**Aim:**
Write out all lines holding the word "frac".

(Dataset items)
○ ○ ○ ○ ○ ○ ○

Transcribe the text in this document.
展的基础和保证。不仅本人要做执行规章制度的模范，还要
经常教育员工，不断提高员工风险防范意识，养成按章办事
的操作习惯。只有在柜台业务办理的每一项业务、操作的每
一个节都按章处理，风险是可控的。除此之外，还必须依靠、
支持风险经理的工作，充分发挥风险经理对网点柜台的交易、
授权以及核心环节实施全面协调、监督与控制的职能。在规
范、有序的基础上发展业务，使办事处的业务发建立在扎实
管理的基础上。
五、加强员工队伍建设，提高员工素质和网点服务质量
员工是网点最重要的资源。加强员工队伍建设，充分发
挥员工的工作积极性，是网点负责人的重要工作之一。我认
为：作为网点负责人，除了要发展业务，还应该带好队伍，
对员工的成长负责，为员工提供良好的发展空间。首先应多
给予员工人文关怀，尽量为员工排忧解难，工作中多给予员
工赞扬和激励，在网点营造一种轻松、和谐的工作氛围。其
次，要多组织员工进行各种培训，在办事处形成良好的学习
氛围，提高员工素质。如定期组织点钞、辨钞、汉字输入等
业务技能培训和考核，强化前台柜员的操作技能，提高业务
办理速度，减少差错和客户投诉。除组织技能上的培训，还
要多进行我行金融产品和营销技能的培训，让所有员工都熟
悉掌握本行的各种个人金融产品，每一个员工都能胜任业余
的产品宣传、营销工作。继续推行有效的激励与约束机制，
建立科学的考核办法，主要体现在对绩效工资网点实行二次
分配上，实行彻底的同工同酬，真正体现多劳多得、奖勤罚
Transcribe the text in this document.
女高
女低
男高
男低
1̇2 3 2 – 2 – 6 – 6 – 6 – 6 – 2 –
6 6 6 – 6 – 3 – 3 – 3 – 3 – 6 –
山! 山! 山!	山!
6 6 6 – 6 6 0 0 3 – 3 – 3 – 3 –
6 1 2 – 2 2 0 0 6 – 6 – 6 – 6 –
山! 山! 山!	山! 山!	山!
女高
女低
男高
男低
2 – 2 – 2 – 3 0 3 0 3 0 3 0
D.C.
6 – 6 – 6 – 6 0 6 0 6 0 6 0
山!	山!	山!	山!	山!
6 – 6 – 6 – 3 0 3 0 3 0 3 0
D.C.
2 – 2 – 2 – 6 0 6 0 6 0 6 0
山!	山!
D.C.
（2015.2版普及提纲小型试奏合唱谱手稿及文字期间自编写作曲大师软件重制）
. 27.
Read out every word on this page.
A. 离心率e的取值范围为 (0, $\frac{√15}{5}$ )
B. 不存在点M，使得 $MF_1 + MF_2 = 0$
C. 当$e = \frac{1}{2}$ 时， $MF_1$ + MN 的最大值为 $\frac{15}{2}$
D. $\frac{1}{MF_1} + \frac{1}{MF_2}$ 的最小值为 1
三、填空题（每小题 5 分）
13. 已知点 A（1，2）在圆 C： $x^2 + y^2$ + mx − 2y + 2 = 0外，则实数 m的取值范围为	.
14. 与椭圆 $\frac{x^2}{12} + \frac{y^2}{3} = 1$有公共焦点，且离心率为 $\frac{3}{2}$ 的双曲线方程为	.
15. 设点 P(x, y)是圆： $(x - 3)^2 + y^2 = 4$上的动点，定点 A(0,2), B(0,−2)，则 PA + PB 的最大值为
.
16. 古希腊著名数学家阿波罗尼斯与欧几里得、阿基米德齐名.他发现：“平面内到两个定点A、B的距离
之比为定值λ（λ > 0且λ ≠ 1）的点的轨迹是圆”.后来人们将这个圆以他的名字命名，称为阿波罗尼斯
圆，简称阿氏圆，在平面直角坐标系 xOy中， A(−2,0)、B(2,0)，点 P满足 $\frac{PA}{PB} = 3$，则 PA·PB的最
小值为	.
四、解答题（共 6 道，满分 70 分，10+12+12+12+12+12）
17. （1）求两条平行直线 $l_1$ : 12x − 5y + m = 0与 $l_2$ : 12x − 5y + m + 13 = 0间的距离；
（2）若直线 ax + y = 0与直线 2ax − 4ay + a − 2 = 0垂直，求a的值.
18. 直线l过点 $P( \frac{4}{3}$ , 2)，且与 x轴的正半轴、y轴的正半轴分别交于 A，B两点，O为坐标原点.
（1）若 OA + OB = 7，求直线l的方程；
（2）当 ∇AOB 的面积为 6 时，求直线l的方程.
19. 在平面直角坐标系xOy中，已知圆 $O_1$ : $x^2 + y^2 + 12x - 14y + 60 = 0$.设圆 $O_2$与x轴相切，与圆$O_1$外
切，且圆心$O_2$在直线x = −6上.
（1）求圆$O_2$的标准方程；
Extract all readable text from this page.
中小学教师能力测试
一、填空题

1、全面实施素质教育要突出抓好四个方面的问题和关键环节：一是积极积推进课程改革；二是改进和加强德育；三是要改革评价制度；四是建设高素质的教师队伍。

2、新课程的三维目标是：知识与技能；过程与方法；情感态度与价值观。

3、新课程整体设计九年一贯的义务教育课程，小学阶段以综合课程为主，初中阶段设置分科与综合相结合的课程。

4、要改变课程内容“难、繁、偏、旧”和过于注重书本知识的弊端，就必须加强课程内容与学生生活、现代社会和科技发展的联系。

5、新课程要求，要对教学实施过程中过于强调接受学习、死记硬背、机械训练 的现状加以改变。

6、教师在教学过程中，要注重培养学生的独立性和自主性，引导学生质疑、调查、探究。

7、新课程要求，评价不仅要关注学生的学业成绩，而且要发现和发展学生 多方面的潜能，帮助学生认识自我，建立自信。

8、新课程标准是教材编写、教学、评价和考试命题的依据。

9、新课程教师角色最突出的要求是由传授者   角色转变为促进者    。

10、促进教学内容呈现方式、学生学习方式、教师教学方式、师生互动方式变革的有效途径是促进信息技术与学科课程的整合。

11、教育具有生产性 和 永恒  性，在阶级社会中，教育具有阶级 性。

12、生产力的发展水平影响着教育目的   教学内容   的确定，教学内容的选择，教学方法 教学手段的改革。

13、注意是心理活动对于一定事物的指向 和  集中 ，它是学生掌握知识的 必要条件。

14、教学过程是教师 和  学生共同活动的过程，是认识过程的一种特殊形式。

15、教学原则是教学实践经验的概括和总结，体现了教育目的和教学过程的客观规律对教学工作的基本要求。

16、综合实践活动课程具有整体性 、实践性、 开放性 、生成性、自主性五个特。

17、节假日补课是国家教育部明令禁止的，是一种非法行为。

○ ○ ○ ○ ○ ○ ○

**Output for this task:**
A. 离心率e的取值范围为 (0, $\frac{√15}{5}$ )
C. 当$e = \frac{1}{2}$ 时， $MF_1$ + MN 的最大值为 $\frac{15}{2}$
D. $\frac{1}{MF_1} + \frac{1}{MF_2}$ 的最小值为 1
14. 与椭圆 $\frac{x^2}{12} + \frac{y^2}{3} = 1$有公共焦点，且离心率为 $\frac{3}{2}$ 的双曲线方程为	.
圆，简称阿氏圆，在平面直角坐标系 xOy中， A(−2,0)、B(2,0)，点 P满足 $\frac{PA}{PB} = 3$，则 PA·PB的最
18. 直线l过点 $P( \frac{4}{3}$ , 2)，且与 x轴的正半轴、y轴的正半轴分别交于 A，B两点，O为坐标原点.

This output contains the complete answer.